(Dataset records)
★ ★ ★ ★

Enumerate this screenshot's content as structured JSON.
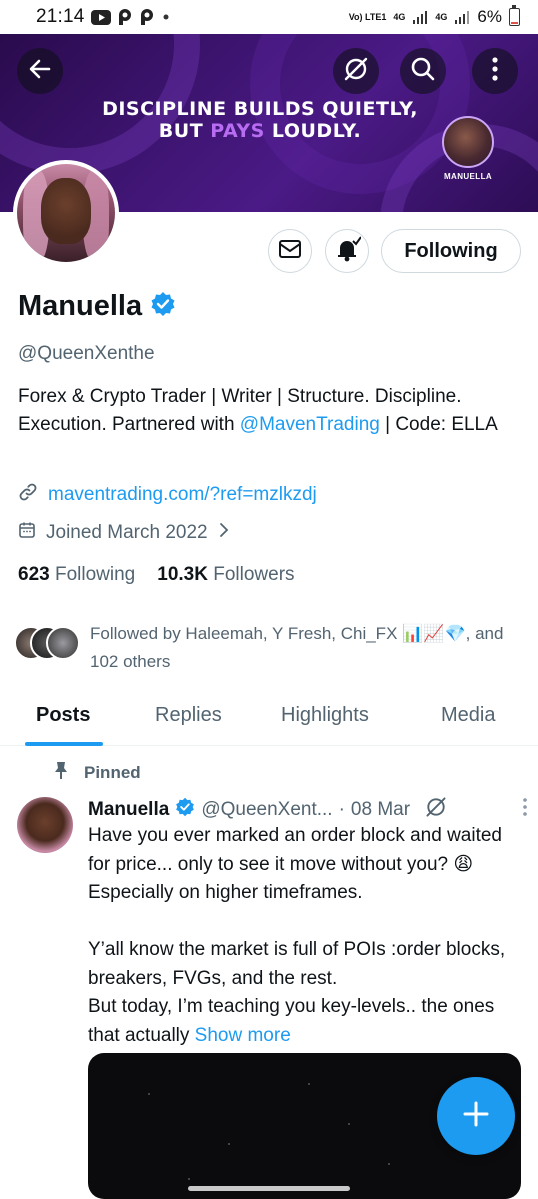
{
  "status_bar": {
    "time": "21:14",
    "network_1": "Vo) LTE1",
    "network_2": "4G",
    "network_3": "4G",
    "battery": "6%",
    "battery_level": 0.06
  },
  "banner": {
    "line1": "DISCIPLINE BUILDS QUIETLY,",
    "line2_a": "BUT ",
    "line2_highlight": "PAYS",
    "line2_b": " LOUDLY.",
    "avatar_caption": "MANUELLA"
  },
  "top_actions": {
    "back_icon": "arrow-left-icon",
    "grok_icon": "slash-circle-icon",
    "search_icon": "search-icon",
    "more_icon": "more-vertical-icon"
  },
  "profile_actions": {
    "message_icon": "mail-icon",
    "notify_icon": "bell-check-icon",
    "follow_label": "Following"
  },
  "profile": {
    "name": "Manuella",
    "handle": "@QueenXenthe",
    "bio_part1": "Forex & Crypto Trader | Writer | Structure. Discipline. Execution. Partnered with ",
    "bio_mention": "@MavenTrading",
    "bio_part2": " | Code: ELLA",
    "website": "maventrading.com/?ref=mzlkzdj",
    "joined": "Joined March 2022",
    "following_count": "623",
    "following_label": "Following",
    "followers_count": "10.3K",
    "followers_label": "Followers",
    "followed_by_text": "Followed by Haleemah, Y Fresh, Chi_FX 📊📈💎, and 102 others"
  },
  "tabs": [
    {
      "label": "Posts"
    },
    {
      "label": "Replies"
    },
    {
      "label": "Highlights"
    },
    {
      "label": "Media"
    }
  ],
  "pinned_post": {
    "pinned_label": "Pinned",
    "author_name": "Manuella",
    "author_handle": "@QueenXent...",
    "separator": "·",
    "date": "08 Mar",
    "body": "Have you ever marked an order block and waited for price... only to see it move without you? 😩 Especially on higher timeframes.\n\nY’all know the market is full of POIs :order blocks, breakers, FVGs, and the rest.\nBut today, I’m teaching you key-levels.. the ones that actually ",
    "show_more": "Show more"
  },
  "colors": {
    "accent": "#1d9bf0",
    "banner_purple": "#3d1470",
    "banner_highlight": "#b86cf2",
    "muted_text": "#536471"
  }
}
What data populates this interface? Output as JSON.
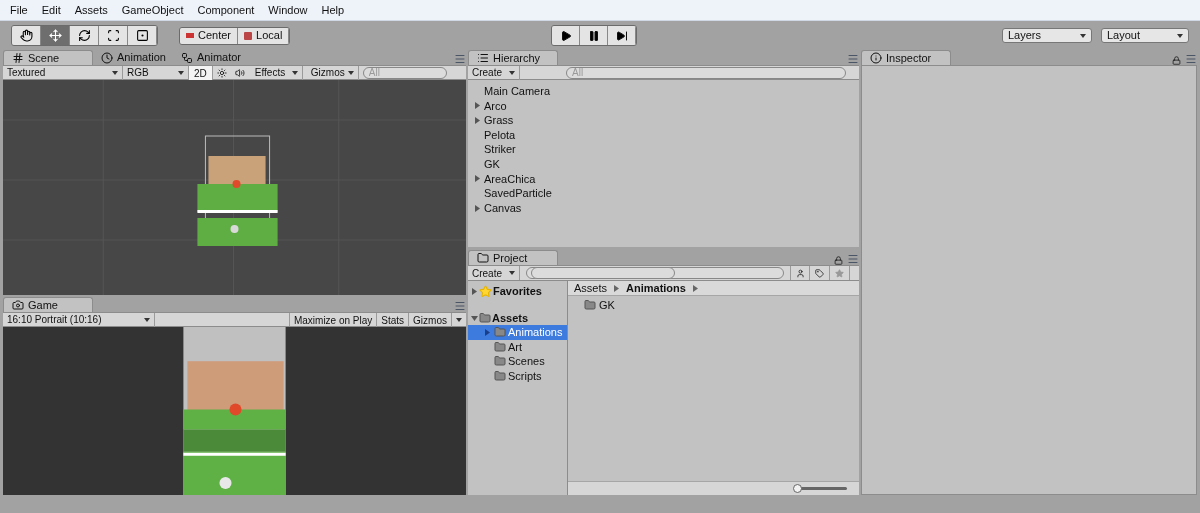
{
  "menu": [
    "File",
    "Edit",
    "Assets",
    "GameObject",
    "Component",
    "Window",
    "Help"
  ],
  "tools": [
    {
      "kind": "hand",
      "selected": false
    },
    {
      "kind": "move",
      "selected": true
    },
    {
      "kind": "rotate",
      "selected": false
    },
    {
      "kind": "scale",
      "selected": false
    },
    {
      "kind": "rect",
      "selected": false
    }
  ],
  "pivot": [
    {
      "kind": "center",
      "label": "Center"
    },
    {
      "kind": "local",
      "label": "Local"
    }
  ],
  "playback": [
    {
      "kind": "play"
    },
    {
      "kind": "pause"
    },
    {
      "kind": "step"
    }
  ],
  "layers": "Layers",
  "layout": "Layout",
  "scene_panel": {
    "tabs": [
      {
        "kind": "scene",
        "label": "Scene",
        "selected": true
      },
      {
        "kind": "animation",
        "label": "Animation",
        "selected": false
      },
      {
        "kind": "animator",
        "label": "Animator",
        "selected": false
      }
    ],
    "draw_mode": "Textured",
    "render_mode": "RGB",
    "mode_2d": {
      "label": "2D",
      "on": true
    },
    "effects": "Effects",
    "gizmos": "Gizmos",
    "search_placeholder": "All"
  },
  "game_panel": {
    "tab": "Game",
    "aspect": "16:10 Portrait (10:16)",
    "buttons": [
      "Maximize on Play",
      "Stats",
      "Gizmos"
    ]
  },
  "hierarchy": {
    "tab": "Hierarchy",
    "create": "Create",
    "search_placeholder": "All",
    "items": [
      {
        "label": "Main Camera",
        "has_children": false
      },
      {
        "label": "Arco",
        "has_children": true
      },
      {
        "label": "Grass",
        "has_children": true
      },
      {
        "label": "Pelota",
        "has_children": false
      },
      {
        "label": "Striker",
        "has_children": false
      },
      {
        "label": "GK",
        "has_children": false
      },
      {
        "label": "AreaChica",
        "has_children": true
      },
      {
        "label": "SavedParticle",
        "has_children": false
      },
      {
        "label": "Canvas",
        "has_children": true
      }
    ]
  },
  "project": {
    "tab": "Project",
    "create": "Create",
    "favorites": {
      "label": "Favorites",
      "expanded": false
    },
    "assets": {
      "label": "Assets",
      "expanded": true,
      "children": [
        {
          "label": "Animations",
          "selected": true,
          "has_children": true
        },
        {
          "label": "Art",
          "selected": false,
          "has_children": false
        },
        {
          "label": "Scenes",
          "selected": false,
          "has_children": false
        },
        {
          "label": "Scripts",
          "selected": false,
          "has_children": false
        }
      ]
    },
    "breadcrumb": [
      "Assets",
      "Animations"
    ],
    "items": [
      {
        "label": "GK"
      }
    ],
    "zoom_slider": {
      "level": 0.0
    }
  },
  "inspector": {
    "tab": "Inspector"
  }
}
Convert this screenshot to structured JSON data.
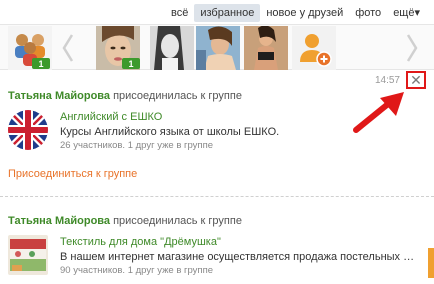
{
  "tabs": [
    {
      "label": "всё",
      "active": false
    },
    {
      "label": "избранное",
      "active": true
    },
    {
      "label": "новое у друзей",
      "active": false
    },
    {
      "label": "фото",
      "active": false
    },
    {
      "label": "ещё▾",
      "active": false
    }
  ],
  "carousel": {
    "badges": [
      "1",
      "1"
    ],
    "items": [
      "friends-group-icon",
      "woman-portrait-photo",
      "woman-bw-photo",
      "woman-selfie-photo",
      "woman-dancing-photo",
      "add-friend-icon"
    ]
  },
  "post1": {
    "time": "14:57",
    "close_label": "✕",
    "author": "Татьяна Майорова",
    "action": " присоединилась к группе",
    "group_title": "Английский с ЕШКО",
    "group_desc": "Курсы Английского языка от школы ЕШКО.",
    "group_meta": "26 участников. 1 друг уже в группе",
    "join_label": "Присоединиться к группе"
  },
  "post2": {
    "author": "Татьяна Майорова",
    "action": " присоединилась к группе",
    "group_title": "Текстиль для дома \"Дрёмушка\"",
    "group_desc": "В нашем интернет магазине осуществляется продажа постельных принад...",
    "group_meta": "90 участников. 1 друг уже в группе"
  },
  "colors": {
    "accent_green": "#3f8a29",
    "link_orange": "#e8732a",
    "badge_green": "#3c9a2c",
    "highlight_red": "#e01818"
  }
}
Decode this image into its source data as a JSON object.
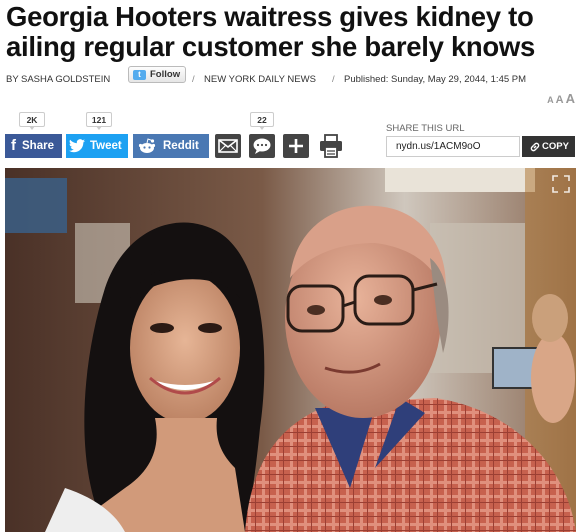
{
  "article": {
    "headline": "Georgia Hooters waitress gives kidney to ailing regular customer she barely knows",
    "byline_prefix": "BY",
    "author": "SASHA GOLDSTEIN",
    "follow_label": "Follow",
    "separator": "/",
    "publication": "NEW YORK DAILY NEWS",
    "published": "Published: Sunday, May 29, 2044, 1:45 PM",
    "text_size": [
      "A",
      "A",
      "A"
    ]
  },
  "share": {
    "facebook": {
      "count": "2K",
      "label": "Share"
    },
    "twitter": {
      "count": "121",
      "label": "Tweet"
    },
    "reddit": {
      "label": "Reddit"
    },
    "comments": {
      "count": "22"
    },
    "url_label": "SHARE THIS URL",
    "url_value": "nydn.us/1ACM9oO",
    "copy_label": "COPY"
  },
  "photo": {
    "expand_icon": "expand-icon"
  },
  "colors": {
    "facebook": "#3b5998",
    "twitter": "#1da1f2",
    "reddit": "#4a78b3",
    "dark_button": "#444444"
  }
}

★ ★ ★ ★

Instruction:
Set the listing down in full and exactly. Pictures within it should not appear in the copy.

Worked solution:
Enumerate this screenshot's content as structured JSON.
{
  "status_bar": {
    "time": "21:14",
    "network_1": "Vo) LTE1",
    "network_2": "4G",
    "network_3": "4G",
    "battery": "6%",
    "battery_level": 0.06
  },
  "banner": {
    "line1": "DISCIPLINE BUILDS QUIETLY,",
    "line2_a": "BUT ",
    "line2_highlight": "PAYS",
    "line2_b": " LOUDLY.",
    "avatar_caption": "MANUELLA"
  },
  "top_actions": {
    "back_icon": "arrow-left-icon",
    "grok_icon": "slash-circle-icon",
    "search_icon": "search-icon",
    "more_icon": "more-vertical-icon"
  },
  "profile_actions": {
    "message_icon": "mail-icon",
    "notify_icon": "bell-check-icon",
    "follow_label": "Following"
  },
  "profile": {
    "name": "Manuella",
    "handle": "@QueenXenthe",
    "bio_part1": "Forex & Crypto Trader | Writer | Structure. Discipline. Execution. Partnered with ",
    "bio_mention": "@MavenTrading",
    "bio_part2": " | Code: ELLA",
    "website": "maventrading.com/?ref=mzlkzdj",
    "joined": "Joined March 2022",
    "following_count": "623",
    "following_label": "Following",
    "followers_count": "10.3K",
    "followers_label": "Followers",
    "followed_by_text": "Followed by Haleemah, Y Fresh, Chi_FX 📊📈💎, and 102 others"
  },
  "tabs": [
    {
      "label": "Posts"
    },
    {
      "label": "Replies"
    },
    {
      "label": "Highlights"
    },
    {
      "label": "Media"
    }
  ],
  "pinned_post": {
    "pinned_label": "Pinned",
    "author_name": "Manuella",
    "author_handle": "@QueenXent...",
    "separator": "·",
    "date": "08 Mar",
    "body": "Have you ever marked an order block and waited for price... only to see it move without you? 😩 Especially on higher timeframes.\n\nY’all know the market is full of POIs :order blocks, breakers, FVGs, and the rest.\nBut today, I’m teaching you key-levels.. the ones that actually ",
    "show_more": "Show more"
  },
  "colors": {
    "accent": "#1d9bf0",
    "banner_purple": "#3d1470",
    "banner_highlight": "#b86cf2",
    "muted_text": "#536471"
  }
}
What data populates this interface? Output as JSON.
{
  "menu": [
    "File",
    "Edit",
    "Assets",
    "GameObject",
    "Component",
    "Window",
    "Help"
  ],
  "tools": [
    {
      "kind": "hand",
      "selected": false
    },
    {
      "kind": "move",
      "selected": true
    },
    {
      "kind": "rotate",
      "selected": false
    },
    {
      "kind": "scale",
      "selected": false
    },
    {
      "kind": "rect",
      "selected": false
    }
  ],
  "pivot": [
    {
      "kind": "center",
      "label": "Center"
    },
    {
      "kind": "local",
      "label": "Local"
    }
  ],
  "playback": [
    {
      "kind": "play"
    },
    {
      "kind": "pause"
    },
    {
      "kind": "step"
    }
  ],
  "layers": "Layers",
  "layout": "Layout",
  "scene_panel": {
    "tabs": [
      {
        "kind": "scene",
        "label": "Scene",
        "selected": true
      },
      {
        "kind": "animation",
        "label": "Animation",
        "selected": false
      },
      {
        "kind": "animator",
        "label": "Animator",
        "selected": false
      }
    ],
    "draw_mode": "Textured",
    "render_mode": "RGB",
    "mode_2d": {
      "label": "2D",
      "on": true
    },
    "effects": "Effects",
    "gizmos": "Gizmos",
    "search_placeholder": "All"
  },
  "game_panel": {
    "tab": "Game",
    "aspect": "16:10 Portrait (10:16)",
    "buttons": [
      "Maximize on Play",
      "Stats",
      "Gizmos"
    ]
  },
  "hierarchy": {
    "tab": "Hierarchy",
    "create": "Create",
    "search_placeholder": "All",
    "items": [
      {
        "label": "Main Camera",
        "has_children": false
      },
      {
        "label": "Arco",
        "has_children": true
      },
      {
        "label": "Grass",
        "has_children": true
      },
      {
        "label": "Pelota",
        "has_children": false
      },
      {
        "label": "Striker",
        "has_children": false
      },
      {
        "label": "GK",
        "has_children": false
      },
      {
        "label": "AreaChica",
        "has_children": true
      },
      {
        "label": "SavedParticle",
        "has_children": false
      },
      {
        "label": "Canvas",
        "has_children": true
      }
    ]
  },
  "project": {
    "tab": "Project",
    "create": "Create",
    "favorites": {
      "label": "Favorites",
      "expanded": false
    },
    "assets": {
      "label": "Assets",
      "expanded": true,
      "children": [
        {
          "label": "Animations",
          "selected": true,
          "has_children": true
        },
        {
          "label": "Art",
          "selected": false,
          "has_children": false
        },
        {
          "label": "Scenes",
          "selected": false,
          "has_children": false
        },
        {
          "label": "Scripts",
          "selected": false,
          "has_children": false
        }
      ]
    },
    "breadcrumb": [
      "Assets",
      "Animations"
    ],
    "items": [
      {
        "label": "GK"
      }
    ],
    "zoom_slider": {
      "level": 0.0
    }
  },
  "inspector": {
    "tab": "Inspector"
  }
}
Convert this screenshot to structured JSON data.
{
  "tabs": [
    {
      "label": "всё",
      "active": false
    },
    {
      "label": "избранное",
      "active": true
    },
    {
      "label": "новое у друзей",
      "active": false
    },
    {
      "label": "фото",
      "active": false
    },
    {
      "label": "ещё▾",
      "active": false
    }
  ],
  "carousel": {
    "badges": [
      "1",
      "1"
    ],
    "items": [
      "friends-group-icon",
      "woman-portrait-photo",
      "woman-bw-photo",
      "woman-selfie-photo",
      "woman-dancing-photo",
      "add-friend-icon"
    ]
  },
  "post1": {
    "time": "14:57",
    "close_label": "✕",
    "author": "Татьяна Майорова",
    "action": " присоединилась к группе",
    "group_title": "Английский с ЕШКО",
    "group_desc": "Курсы Английского языка от школы ЕШКО.",
    "group_meta": "26 участников. 1 друг уже в группе",
    "join_label": "Присоединиться к группе"
  },
  "post2": {
    "author": "Татьяна Майорова",
    "action": " присоединилась к группе",
    "group_title": "Текстиль для дома \"Дрёмушка\"",
    "group_desc": "В нашем интернет магазине осуществляется продажа постельных принад...",
    "group_meta": "90 участников. 1 друг уже в группе"
  },
  "colors": {
    "accent_green": "#3f8a29",
    "link_orange": "#e8732a",
    "badge_green": "#3c9a2c",
    "highlight_red": "#e01818"
  }
}
Decode this image into its source data as a JSON object.
{
  "article": {
    "headline": "Georgia Hooters waitress gives kidney to ailing regular customer she barely knows",
    "byline_prefix": "BY",
    "author": "SASHA GOLDSTEIN",
    "follow_label": "Follow",
    "separator": "/",
    "publication": "NEW YORK DAILY NEWS",
    "published": "Published: Sunday, May 29, 2044, 1:45 PM",
    "text_size": [
      "A",
      "A",
      "A"
    ]
  },
  "share": {
    "facebook": {
      "count": "2K",
      "label": "Share"
    },
    "twitter": {
      "count": "121",
      "label": "Tweet"
    },
    "reddit": {
      "label": "Reddit"
    },
    "comments": {
      "count": "22"
    },
    "url_label": "SHARE THIS URL",
    "url_value": "nydn.us/1ACM9oO",
    "copy_label": "COPY"
  },
  "photo": {
    "expand_icon": "expand-icon"
  },
  "colors": {
    "facebook": "#3b5998",
    "twitter": "#1da1f2",
    "reddit": "#4a78b3",
    "dark_button": "#444444"
  }
}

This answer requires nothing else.